Your task is to return the line containing "Convert this document image to plain text." plus every line after it, exactly and with nothing added.

**Given records:**
__________

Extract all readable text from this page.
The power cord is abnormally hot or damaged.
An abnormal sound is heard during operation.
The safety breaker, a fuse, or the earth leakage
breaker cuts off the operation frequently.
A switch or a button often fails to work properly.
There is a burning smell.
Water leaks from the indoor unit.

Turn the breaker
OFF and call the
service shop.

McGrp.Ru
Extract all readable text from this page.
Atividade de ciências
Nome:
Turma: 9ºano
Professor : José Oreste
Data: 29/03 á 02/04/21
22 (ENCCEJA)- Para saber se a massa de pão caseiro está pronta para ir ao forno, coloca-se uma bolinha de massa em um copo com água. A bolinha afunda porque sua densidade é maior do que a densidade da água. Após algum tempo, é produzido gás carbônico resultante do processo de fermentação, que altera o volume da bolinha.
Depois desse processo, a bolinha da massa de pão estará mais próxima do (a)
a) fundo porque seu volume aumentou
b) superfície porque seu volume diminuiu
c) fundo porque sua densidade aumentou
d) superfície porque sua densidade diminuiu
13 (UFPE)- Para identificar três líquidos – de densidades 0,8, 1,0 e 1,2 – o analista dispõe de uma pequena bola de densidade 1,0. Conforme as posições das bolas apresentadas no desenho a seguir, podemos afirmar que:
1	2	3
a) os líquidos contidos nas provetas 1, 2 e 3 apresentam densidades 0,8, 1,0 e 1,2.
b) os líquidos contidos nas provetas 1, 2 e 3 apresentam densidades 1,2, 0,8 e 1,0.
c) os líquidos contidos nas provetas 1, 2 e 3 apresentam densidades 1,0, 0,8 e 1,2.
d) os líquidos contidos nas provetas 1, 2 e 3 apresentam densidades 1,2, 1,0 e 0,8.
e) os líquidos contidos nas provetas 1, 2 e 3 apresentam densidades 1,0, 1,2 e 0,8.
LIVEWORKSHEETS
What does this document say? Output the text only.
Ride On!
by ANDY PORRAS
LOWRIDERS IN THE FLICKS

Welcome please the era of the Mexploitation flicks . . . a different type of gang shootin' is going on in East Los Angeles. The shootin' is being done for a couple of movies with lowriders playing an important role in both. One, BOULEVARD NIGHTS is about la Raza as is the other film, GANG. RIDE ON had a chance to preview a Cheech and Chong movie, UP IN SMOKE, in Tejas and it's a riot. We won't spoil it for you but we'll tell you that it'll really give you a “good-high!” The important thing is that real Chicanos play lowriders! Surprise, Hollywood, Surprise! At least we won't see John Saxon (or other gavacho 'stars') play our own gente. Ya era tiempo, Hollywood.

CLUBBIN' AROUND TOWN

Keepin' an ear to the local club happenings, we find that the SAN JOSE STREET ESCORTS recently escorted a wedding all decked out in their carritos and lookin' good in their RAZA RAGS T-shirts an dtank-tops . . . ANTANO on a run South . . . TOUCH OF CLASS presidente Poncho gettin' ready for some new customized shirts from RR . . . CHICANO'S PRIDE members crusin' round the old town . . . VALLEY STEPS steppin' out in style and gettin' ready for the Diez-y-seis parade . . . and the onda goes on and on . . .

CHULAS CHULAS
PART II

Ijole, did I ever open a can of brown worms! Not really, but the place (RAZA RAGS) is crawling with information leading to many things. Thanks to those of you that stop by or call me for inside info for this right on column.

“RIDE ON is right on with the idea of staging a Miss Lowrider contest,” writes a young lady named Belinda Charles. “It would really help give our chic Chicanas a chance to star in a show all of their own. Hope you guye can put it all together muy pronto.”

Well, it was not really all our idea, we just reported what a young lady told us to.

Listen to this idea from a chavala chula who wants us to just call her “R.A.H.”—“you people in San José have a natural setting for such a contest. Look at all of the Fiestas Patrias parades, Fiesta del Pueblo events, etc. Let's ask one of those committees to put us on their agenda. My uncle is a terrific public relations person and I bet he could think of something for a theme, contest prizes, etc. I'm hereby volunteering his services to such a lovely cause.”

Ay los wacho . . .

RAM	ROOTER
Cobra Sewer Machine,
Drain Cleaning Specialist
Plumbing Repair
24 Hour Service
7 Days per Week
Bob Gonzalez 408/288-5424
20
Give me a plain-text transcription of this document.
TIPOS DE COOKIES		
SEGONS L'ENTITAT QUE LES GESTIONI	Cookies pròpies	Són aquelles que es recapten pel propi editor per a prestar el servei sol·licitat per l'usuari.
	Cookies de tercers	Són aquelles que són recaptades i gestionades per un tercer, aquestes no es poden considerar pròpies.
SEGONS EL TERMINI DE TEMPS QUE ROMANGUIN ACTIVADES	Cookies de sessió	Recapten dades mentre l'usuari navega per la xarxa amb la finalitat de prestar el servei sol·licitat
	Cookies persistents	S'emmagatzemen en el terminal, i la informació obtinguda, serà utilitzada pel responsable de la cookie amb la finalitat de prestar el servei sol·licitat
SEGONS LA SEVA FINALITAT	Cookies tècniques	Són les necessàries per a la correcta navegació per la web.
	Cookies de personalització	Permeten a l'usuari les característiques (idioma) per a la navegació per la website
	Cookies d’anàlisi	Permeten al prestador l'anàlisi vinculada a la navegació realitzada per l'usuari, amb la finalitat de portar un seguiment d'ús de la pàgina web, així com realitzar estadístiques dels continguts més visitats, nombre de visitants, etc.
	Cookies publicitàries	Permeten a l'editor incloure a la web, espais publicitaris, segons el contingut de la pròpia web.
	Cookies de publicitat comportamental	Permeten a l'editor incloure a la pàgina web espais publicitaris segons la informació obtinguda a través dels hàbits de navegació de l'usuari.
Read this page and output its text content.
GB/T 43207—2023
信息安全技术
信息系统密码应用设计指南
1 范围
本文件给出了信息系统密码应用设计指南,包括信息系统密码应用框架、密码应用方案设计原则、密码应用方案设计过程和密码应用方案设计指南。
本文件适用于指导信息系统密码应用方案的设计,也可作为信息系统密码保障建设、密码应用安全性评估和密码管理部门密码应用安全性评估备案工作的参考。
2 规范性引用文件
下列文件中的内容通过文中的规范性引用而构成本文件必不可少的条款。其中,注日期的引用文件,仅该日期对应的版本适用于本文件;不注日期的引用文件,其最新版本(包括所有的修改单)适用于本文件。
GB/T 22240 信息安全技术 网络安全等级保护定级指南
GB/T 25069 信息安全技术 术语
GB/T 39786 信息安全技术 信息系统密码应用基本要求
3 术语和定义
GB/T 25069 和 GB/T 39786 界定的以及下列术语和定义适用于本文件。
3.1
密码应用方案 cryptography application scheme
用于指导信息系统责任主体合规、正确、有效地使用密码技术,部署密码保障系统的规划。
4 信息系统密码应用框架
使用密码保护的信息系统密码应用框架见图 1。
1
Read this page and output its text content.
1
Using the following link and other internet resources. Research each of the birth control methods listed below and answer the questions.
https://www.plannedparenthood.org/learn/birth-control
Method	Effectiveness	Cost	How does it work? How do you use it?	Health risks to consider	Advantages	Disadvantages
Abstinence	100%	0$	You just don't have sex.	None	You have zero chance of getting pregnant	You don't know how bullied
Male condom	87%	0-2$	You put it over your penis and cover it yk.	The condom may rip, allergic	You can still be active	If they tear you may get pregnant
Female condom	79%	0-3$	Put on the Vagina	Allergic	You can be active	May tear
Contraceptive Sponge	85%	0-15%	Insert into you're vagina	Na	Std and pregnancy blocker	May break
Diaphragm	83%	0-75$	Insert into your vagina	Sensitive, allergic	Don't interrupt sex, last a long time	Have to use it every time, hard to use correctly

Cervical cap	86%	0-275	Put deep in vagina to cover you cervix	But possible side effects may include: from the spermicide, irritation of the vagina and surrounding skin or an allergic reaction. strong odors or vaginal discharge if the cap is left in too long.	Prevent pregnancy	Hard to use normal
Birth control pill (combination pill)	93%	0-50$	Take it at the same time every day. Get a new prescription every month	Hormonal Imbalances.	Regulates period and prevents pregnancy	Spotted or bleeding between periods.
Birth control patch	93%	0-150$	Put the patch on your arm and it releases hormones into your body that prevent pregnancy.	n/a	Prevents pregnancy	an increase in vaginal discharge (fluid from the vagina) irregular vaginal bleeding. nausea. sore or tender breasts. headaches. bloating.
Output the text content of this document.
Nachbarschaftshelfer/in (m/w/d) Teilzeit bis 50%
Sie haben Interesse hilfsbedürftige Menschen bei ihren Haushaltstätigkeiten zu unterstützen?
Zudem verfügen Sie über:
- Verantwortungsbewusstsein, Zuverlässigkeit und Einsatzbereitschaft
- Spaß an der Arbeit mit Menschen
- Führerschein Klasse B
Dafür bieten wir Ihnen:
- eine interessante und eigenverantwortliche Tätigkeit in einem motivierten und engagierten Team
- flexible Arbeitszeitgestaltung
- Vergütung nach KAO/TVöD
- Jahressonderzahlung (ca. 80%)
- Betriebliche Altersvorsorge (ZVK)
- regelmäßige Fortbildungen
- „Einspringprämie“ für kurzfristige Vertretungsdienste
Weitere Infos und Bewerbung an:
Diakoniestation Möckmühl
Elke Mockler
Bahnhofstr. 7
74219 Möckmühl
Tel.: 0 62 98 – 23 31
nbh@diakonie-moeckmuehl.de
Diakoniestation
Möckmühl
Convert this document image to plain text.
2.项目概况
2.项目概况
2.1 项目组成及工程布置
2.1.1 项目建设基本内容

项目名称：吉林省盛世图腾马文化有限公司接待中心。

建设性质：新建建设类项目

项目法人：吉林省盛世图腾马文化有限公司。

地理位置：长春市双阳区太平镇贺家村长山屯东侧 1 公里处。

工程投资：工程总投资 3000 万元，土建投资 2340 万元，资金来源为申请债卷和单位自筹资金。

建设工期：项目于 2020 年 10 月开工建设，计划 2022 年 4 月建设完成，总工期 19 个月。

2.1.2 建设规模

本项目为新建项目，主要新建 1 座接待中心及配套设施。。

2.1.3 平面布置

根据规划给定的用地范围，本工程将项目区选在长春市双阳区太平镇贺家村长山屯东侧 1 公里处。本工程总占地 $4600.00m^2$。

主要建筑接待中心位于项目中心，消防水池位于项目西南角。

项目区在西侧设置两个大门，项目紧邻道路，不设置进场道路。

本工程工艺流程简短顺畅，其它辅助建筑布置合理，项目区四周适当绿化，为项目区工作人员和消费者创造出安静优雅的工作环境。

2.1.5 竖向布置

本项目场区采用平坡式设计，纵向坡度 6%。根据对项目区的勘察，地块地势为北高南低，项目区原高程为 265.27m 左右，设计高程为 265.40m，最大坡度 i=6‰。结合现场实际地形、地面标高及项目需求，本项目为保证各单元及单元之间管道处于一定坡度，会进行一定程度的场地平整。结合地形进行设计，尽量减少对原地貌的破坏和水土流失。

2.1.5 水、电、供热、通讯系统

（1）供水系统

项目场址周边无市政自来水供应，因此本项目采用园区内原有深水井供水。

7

__________

**Finished answer:**
Convert this document image to plain text.
2.项目概况
2.项目概况
2.1 项目组成及工程布置
2.1.1 项目建设基本内容

项目名称：吉林省盛世图腾马文化有限公司接待中心。

建设性质：新建建设类项目

项目法人：吉林省盛世图腾马文化有限公司。

地理位置：长春市双阳区太平镇贺家村长山屯东侧 1 公里处。

工程投资：工程总投资 3000 万元，土建投资 2340 万元，资金来源为申请债卷和单位自筹资金。

建设工期：项目于 2020 年 10 月开工建设，计划 2022 年 4 月建设完成，总工期 19 个月。

2.1.2 建设规模

本项目为新建项目，主要新建 1 座接待中心及配套设施。。

2.1.3 平面布置

根据规划给定的用地范围，本工程将项目区选在长春市双阳区太平镇贺家村长山屯东侧 1 公里处。本工程总占地 $4600.00m^2$。

主要建筑接待中心位于项目中心，消防水池位于项目西南角。

项目区在西侧设置两个大门，项目紧邻道路，不设置进场道路。

本工程工艺流程简短顺畅，其它辅助建筑布置合理，项目区四周适当绿化，为项目区工作人员和消费者创造出安静优雅的工作环境。

2.1.5 竖向布置

本项目场区采用平坡式设计，纵向坡度 6%。根据对项目区的勘察，地块地势为北高南低，项目区原高程为 265.27m 左右，设计高程为 265.40m，最大坡度 i=6‰。结合现场实际地形、地面标高及项目需求，本项目为保证各单元及单元之间管道处于一定坡度，会进行一定程度的场地平整。结合地形进行设计，尽量减少对原地貌的破坏和水土流失。

2.1.5 水、电、供热、通讯系统

（1）供水系统

项目场址周边无市政自来水供应，因此本项目采用园区内原有深水井供水。

7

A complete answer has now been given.